EXCERPT PROVIDED Start Marker

The Faculty enjoys a very good position in teaching and research throughout Germany and beyond. It aims to establish itself permanently among the leading law faculties in Germany and Europe. Within the ranking of the Centre for Higher Education Development (CHE), the Faculty of Law regularly occupies top positions, which also underlines its competence in comparison to other faculties of law.
The Friedrich Schiller University is one of the oldest universities in Europe and is steeped in tradition. Together with the Universities of Göttingen, Heidelberg and Würzburg, it belongs to the Coimbra Group, an organisation of mature European universities of high international standing.
Reaching the destination without detours
The Faculty of Law is ideally located in the centre of Jena and students enjoy the shortest of paths in their learning environment. The modern building complex houses the Faculty's administration as well as its chairs and institutes. Most of the modern equipped lecture halls and seminar rooms used by the Faculty are also located here.
In addition, the Thuringian University and State LibraryExternal link is represented in the building complex with its Law, Economics and Social Sciences section. Finally, the building also houses the Faculty's computer pool with 100 modern workstations.
Profile in teaching
The teaching of law is characterised by the aim of providing young lawyers with comprehensive training for their later professions and guiding them to the first examination. The teaching profile of the faculty is characterized by a research-based transfer of knowledge and skills that enables students to think and work independently. Legal education in Jena incorporates the basic subjects in their diversity and sets strong accents in education in specialist subjects.
The Law & Language Center's lecture programExternal link, which introduces students to foreign legal systems in English, French, Spanish and Russian, should also be emphasized.
In addition, the Faculty of Law has made a name for itself, both nationwide and internationally, through the successful participation of its students in various moot courtsExternal link.
Currently, the Faculty of Law offers three undergraduate and four postgraduate programmes of study:
Undergraduate study programmes
- Law with the First Examination (until 2006 First State Examination in Law)
- The Legal Part of the Subject Economics / Law for the Teaching Profession at Grammar Schools according to the Jena Model
- Law as a Supplementary Subject with the Degree Bachelor of Arts
Postgraduate study programmes
- Private and Public Commercial Law (LL.M. oec.)
- Law for Foreign Lawyers (LL.M.)
- Supplementary Studies "Labour Law, Organisation and Personnel Management
- Certificate Studies in "Energy Law
Profile in research
The research focuses of the individual chairs cover the entire spectrum of legal science. The profile of the Faculty of Law is formed on the one hand by the basic subjects, which are represented in Jena in all their diversity (legal methodology, legal theory, philosophy of law, history of law, sociology of law as well as key qualifications).

EXCERPT PROVIDED End Marker
SUPPLIED RECORDS Start Marker

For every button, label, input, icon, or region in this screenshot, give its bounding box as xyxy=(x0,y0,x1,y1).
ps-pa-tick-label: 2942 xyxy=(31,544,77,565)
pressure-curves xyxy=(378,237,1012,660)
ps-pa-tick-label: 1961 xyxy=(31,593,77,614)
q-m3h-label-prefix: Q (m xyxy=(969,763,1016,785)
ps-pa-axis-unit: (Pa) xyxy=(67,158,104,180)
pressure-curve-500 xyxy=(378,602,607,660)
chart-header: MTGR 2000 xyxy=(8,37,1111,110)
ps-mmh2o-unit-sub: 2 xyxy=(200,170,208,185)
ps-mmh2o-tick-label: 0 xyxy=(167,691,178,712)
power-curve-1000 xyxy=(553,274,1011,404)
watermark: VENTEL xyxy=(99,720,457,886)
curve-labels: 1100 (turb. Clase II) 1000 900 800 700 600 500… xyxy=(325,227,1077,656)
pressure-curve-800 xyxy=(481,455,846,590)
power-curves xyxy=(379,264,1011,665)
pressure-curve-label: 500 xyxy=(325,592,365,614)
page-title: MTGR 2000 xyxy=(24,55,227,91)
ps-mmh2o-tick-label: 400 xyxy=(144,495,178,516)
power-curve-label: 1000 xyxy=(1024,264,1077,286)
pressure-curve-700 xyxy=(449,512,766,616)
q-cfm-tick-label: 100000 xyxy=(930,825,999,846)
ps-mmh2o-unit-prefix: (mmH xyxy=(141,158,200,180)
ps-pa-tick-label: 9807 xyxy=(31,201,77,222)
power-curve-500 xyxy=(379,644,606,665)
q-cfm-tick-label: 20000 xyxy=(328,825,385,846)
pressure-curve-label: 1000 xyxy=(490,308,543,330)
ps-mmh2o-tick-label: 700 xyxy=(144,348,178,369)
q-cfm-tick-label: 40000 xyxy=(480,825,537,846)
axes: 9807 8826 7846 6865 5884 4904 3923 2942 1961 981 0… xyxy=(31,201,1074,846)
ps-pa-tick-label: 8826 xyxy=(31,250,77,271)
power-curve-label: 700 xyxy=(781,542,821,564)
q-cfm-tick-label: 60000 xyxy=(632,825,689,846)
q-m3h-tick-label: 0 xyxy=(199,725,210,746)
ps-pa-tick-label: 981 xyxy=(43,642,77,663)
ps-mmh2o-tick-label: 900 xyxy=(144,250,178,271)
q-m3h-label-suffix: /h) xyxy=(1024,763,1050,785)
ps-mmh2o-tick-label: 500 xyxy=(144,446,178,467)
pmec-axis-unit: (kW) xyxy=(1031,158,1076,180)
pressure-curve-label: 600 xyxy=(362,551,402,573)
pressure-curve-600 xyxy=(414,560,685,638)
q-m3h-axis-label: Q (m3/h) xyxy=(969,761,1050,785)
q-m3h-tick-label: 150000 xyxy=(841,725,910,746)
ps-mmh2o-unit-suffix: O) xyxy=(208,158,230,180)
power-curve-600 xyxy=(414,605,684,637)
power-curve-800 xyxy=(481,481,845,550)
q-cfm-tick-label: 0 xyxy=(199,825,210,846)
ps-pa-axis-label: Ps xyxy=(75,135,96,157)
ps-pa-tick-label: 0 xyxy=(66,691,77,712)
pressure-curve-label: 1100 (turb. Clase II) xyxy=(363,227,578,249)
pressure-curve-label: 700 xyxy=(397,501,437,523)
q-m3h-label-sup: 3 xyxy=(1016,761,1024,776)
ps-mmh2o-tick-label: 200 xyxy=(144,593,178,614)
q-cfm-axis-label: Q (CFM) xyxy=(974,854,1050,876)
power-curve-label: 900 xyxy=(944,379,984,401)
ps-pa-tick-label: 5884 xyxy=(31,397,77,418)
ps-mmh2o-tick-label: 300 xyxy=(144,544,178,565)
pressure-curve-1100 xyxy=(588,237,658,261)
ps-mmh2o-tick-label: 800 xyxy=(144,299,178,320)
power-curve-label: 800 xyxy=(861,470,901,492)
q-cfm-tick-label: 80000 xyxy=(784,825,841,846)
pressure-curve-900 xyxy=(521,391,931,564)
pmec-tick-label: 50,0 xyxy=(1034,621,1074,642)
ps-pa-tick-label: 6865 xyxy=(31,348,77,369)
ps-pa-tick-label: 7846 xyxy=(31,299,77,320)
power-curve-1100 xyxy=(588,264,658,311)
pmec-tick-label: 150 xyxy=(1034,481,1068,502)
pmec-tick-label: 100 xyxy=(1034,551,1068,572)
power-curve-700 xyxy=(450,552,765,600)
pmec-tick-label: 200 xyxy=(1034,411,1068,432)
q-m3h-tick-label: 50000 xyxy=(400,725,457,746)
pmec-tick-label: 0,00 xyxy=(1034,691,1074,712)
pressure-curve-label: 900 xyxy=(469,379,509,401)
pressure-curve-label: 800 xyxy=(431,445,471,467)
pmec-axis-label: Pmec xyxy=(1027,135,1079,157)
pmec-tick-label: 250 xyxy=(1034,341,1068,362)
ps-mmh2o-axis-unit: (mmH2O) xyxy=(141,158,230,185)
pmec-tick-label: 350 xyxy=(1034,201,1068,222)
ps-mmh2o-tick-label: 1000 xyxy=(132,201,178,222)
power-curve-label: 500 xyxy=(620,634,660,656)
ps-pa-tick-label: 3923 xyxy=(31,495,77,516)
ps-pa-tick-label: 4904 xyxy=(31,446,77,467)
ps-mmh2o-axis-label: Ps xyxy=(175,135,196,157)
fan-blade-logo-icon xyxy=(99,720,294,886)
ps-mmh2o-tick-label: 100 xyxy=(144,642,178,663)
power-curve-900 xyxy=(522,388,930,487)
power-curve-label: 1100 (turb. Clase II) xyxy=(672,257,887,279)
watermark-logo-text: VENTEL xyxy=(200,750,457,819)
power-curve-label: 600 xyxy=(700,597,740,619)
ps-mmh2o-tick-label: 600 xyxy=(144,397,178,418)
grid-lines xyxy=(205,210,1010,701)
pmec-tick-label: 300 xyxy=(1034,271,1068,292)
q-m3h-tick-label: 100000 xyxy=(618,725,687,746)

SUPPLIED RECORDS End Marker

*TASK OBJECTIVE*.
Reproduce verbatim everything from "The Friedrich Schiller" down to "high international standing." in the text above on the Jena Faculty of Law.

*TASK SOLUTION*.
The Friedrich Schiller University is one of the oldest universities in Europe and is steeped in tradition. Together with the Universities of Göttingen, Heidelberg and Würzburg, it belongs to the Coimbra Group, an organisation of mature European universities of high international standing.